Stated problem: Your task is to give the data again, exactly, with every line intact.

[Start of Source data]

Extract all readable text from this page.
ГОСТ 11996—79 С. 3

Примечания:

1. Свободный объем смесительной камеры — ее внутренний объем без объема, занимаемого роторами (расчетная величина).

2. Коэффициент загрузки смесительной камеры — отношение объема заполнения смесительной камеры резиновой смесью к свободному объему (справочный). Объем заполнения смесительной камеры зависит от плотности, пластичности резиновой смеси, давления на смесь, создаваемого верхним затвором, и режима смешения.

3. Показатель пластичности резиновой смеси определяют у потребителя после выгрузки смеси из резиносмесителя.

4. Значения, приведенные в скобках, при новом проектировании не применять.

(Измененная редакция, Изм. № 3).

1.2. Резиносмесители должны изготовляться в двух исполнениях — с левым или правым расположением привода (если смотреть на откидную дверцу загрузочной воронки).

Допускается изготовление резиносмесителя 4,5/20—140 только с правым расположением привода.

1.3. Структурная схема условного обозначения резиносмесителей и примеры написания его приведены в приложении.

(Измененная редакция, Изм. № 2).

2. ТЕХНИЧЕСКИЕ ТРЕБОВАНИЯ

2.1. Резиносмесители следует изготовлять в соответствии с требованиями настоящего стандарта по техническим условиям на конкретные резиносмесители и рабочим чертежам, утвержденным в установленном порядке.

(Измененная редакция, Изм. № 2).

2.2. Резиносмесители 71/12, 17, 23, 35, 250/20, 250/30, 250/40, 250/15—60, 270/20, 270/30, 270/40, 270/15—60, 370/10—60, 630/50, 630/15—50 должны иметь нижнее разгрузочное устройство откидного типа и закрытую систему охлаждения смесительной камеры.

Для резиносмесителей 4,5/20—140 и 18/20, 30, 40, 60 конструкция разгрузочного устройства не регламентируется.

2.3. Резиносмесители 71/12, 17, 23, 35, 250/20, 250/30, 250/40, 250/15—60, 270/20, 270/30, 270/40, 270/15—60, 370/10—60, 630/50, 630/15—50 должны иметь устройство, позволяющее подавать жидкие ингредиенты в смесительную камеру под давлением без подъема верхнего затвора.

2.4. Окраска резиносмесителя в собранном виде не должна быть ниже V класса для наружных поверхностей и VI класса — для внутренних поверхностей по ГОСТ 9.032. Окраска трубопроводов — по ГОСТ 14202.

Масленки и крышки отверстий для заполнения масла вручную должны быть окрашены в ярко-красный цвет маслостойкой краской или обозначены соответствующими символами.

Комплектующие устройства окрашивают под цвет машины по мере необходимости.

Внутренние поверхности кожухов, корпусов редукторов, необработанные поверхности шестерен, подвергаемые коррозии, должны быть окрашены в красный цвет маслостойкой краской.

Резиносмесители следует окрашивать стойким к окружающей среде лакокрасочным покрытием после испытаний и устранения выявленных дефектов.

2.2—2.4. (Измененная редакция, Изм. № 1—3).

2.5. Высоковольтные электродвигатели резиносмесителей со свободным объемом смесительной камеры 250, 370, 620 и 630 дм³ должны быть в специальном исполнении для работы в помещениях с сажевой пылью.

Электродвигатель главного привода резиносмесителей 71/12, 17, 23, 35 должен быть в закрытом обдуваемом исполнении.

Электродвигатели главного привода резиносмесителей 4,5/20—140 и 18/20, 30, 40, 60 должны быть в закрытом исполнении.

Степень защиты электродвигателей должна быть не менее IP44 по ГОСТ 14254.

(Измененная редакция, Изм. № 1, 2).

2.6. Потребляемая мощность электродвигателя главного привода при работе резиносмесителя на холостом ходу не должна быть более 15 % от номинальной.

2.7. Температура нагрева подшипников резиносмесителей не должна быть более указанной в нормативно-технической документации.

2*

[End of Source data]

Complete output:
Extract all readable text from this page.
ГОСТ 11996—79 С. 3

Примечания:

1. Свободный объем смесительной камеры — ее внутренний объем без объема, занимаемого роторами (расчетная величина).

2. Коэффициент загрузки смесительной камеры — отношение объема заполнения смесительной камеры резиновой смесью к свободному объему (справочный). Объем заполнения смесительной камеры зависит от плотности, пластичности резиновой смеси, давления на смесь, создаваемого верхним затвором, и режима смешения.

3. Показатель пластичности резиновой смеси определяют у потребителя после выгрузки смеси из резиносмесителя.

4. Значения, приведенные в скобках, при новом проектировании не применять.

(Измененная редакция, Изм. № 3).

1.2. Резиносмесители должны изготовляться в двух исполнениях — с левым или правым расположением привода (если смотреть на откидную дверцу загрузочной воронки).

Допускается изготовление резиносмесителя 4,5/20—140 только с правым расположением привода.

1.3. Структурная схема условного обозначения резиносмесителей и примеры написания его приведены в приложении.

(Измененная редакция, Изм. № 2).

2. ТЕХНИЧЕСКИЕ ТРЕБОВАНИЯ

2.1. Резиносмесители следует изготовлять в соответствии с требованиями настоящего стандарта по техническим условиям на конкретные резиносмесители и рабочим чертежам, утвержденным в установленном порядке.

(Измененная редакция, Изм. № 2).

2.2. Резиносмесители 71/12, 17, 23, 35, 250/20, 250/30, 250/40, 250/15—60, 270/20, 270/30, 270/40, 270/15—60, 370/10—60, 630/50, 630/15—50 должны иметь нижнее разгрузочное устройство откидного типа и закрытую систему охлаждения смесительной камеры.

Для резиносмесителей 4,5/20—140 и 18/20, 30, 40, 60 конструкция разгрузочного устройства не регламентируется.

2.3. Резиносмесители 71/12, 17, 23, 35, 250/20, 250/30, 250/40, 250/15—60, 270/20, 270/30, 270/40, 270/15—60, 370/10—60, 630/50, 630/15—50 должны иметь устройство, позволяющее подавать жидкие ингредиенты в смесительную камеру под давлением без подъема верхнего затвора.

2.4. Окраска резиносмесителя в собранном виде не должна быть ниже V класса для наружных поверхностей и VI класса — для внутренних поверхностей по ГОСТ 9.032. Окраска трубопроводов — по ГОСТ 14202.

Масленки и крышки отверстий для заполнения масла вручную должны быть окрашены в ярко-красный цвет маслостойкой краской или обозначены соответствующими символами.

Комплектующие устройства окрашивают под цвет машины по мере необходимости.

Внутренние поверхности кожухов, корпусов редукторов, необработанные поверхности шестерен, подвергаемые коррозии, должны быть окрашены в красный цвет маслостойкой краской.

Резиносмесители следует окрашивать стойким к окружающей среде лакокрасочным покрытием после испытаний и устранения выявленных дефектов.

2.2—2.4. (Измененная редакция, Изм. № 1—3).

2.5. Высоковольтные электродвигатели резиносмесителей со свободным объемом смесительной камеры 250, 370, 620 и 630 дм³ должны быть в специальном исполнении для работы в помещениях с сажевой пылью.

Электродвигатель главного привода резиносмесителей 71/12, 17, 23, 35 должен быть в закрытом обдуваемом исполнении.

Электродвигатели главного привода резиносмесителей 4,5/20—140 и 18/20, 30, 40, 60 должны быть в закрытом исполнении.

Степень защиты электродвигателей должна быть не менее IP44 по ГОСТ 14254.

(Измененная редакция, Изм. № 1, 2).

2.6. Потребляемая мощность электродвигателя главного привода при работе резиносмесителя на холостом ходу не должна быть более 15 % от номинальной.

2.7. Температура нагрева подшипников резиносмесителей не должна быть более указанной в нормативно-технической документации.

2*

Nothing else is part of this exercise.